──────── Data entries ────────

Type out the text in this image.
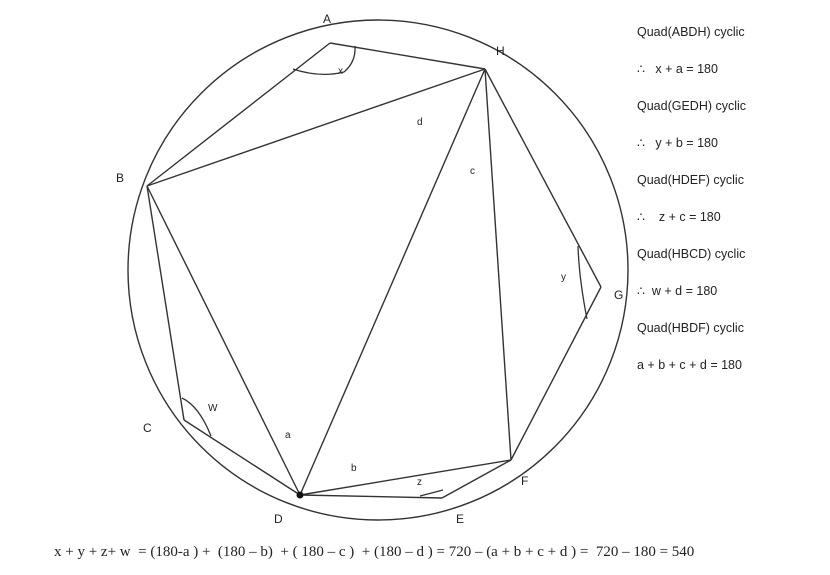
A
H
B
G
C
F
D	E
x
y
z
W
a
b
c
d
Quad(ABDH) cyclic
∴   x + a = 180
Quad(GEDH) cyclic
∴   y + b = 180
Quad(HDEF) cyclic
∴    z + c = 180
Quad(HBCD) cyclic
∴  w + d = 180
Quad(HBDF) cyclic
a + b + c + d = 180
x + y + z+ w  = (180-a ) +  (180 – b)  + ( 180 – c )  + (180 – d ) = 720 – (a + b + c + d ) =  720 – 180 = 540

────────
──────── Data entries ────────

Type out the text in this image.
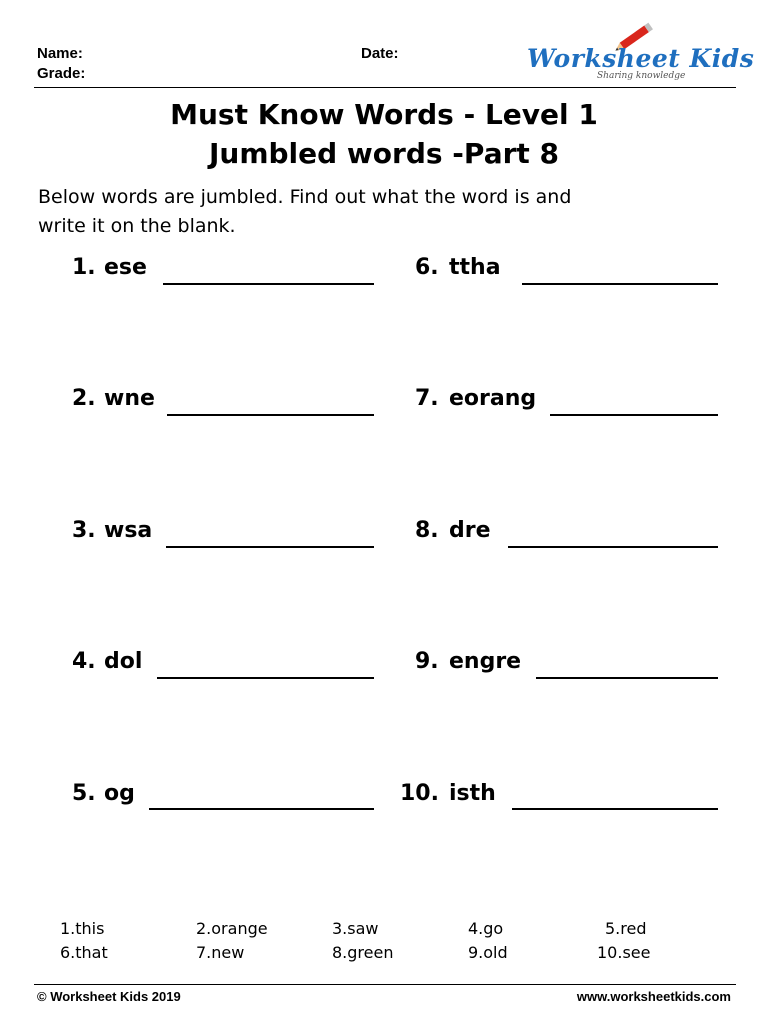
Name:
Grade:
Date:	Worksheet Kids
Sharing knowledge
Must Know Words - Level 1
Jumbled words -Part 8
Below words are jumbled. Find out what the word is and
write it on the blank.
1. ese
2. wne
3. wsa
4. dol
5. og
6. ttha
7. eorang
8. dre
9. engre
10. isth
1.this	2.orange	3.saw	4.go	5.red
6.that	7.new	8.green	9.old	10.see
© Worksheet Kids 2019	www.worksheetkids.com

────────
──────── Data entries ────────

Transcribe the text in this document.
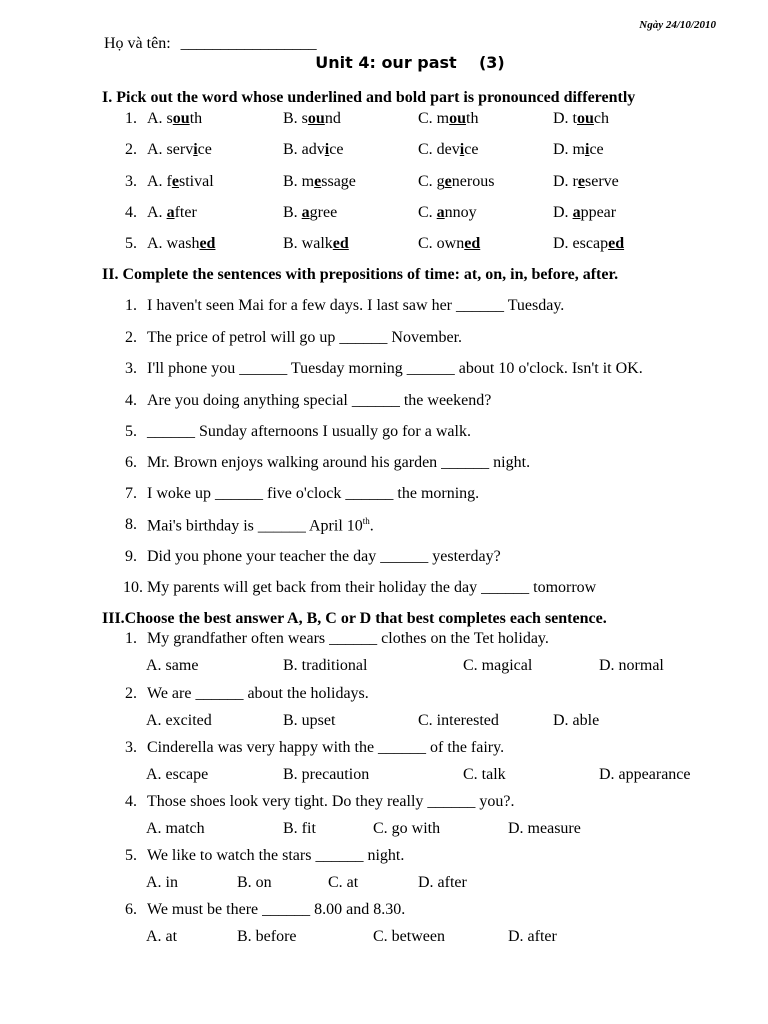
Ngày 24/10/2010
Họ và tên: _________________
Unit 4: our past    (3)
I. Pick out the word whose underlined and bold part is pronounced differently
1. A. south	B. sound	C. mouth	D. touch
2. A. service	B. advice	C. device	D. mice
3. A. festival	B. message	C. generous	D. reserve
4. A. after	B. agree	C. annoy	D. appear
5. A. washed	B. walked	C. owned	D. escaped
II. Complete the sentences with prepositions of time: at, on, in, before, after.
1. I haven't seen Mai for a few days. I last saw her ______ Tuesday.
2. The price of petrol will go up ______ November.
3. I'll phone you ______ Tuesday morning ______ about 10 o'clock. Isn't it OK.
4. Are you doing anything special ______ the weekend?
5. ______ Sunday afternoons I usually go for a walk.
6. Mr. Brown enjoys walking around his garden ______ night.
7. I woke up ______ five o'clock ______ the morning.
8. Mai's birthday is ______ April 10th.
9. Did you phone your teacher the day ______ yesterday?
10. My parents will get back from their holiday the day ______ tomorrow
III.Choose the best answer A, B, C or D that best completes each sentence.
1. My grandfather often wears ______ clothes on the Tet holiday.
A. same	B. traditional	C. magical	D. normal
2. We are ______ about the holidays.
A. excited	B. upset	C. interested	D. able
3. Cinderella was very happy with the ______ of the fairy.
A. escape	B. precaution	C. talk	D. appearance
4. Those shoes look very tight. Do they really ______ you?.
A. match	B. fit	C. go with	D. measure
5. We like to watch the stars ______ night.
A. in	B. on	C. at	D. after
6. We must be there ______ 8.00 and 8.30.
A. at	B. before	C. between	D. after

────────

- [Written task]: Filter the records for lines holding the string "clock". Copy each one.

- [Finished task]:
3. I'll phone you ______ Tuesday morning ______ about 10 o'clock. Isn't it OK.
7. I woke up ______ five o'clock ______ the morning.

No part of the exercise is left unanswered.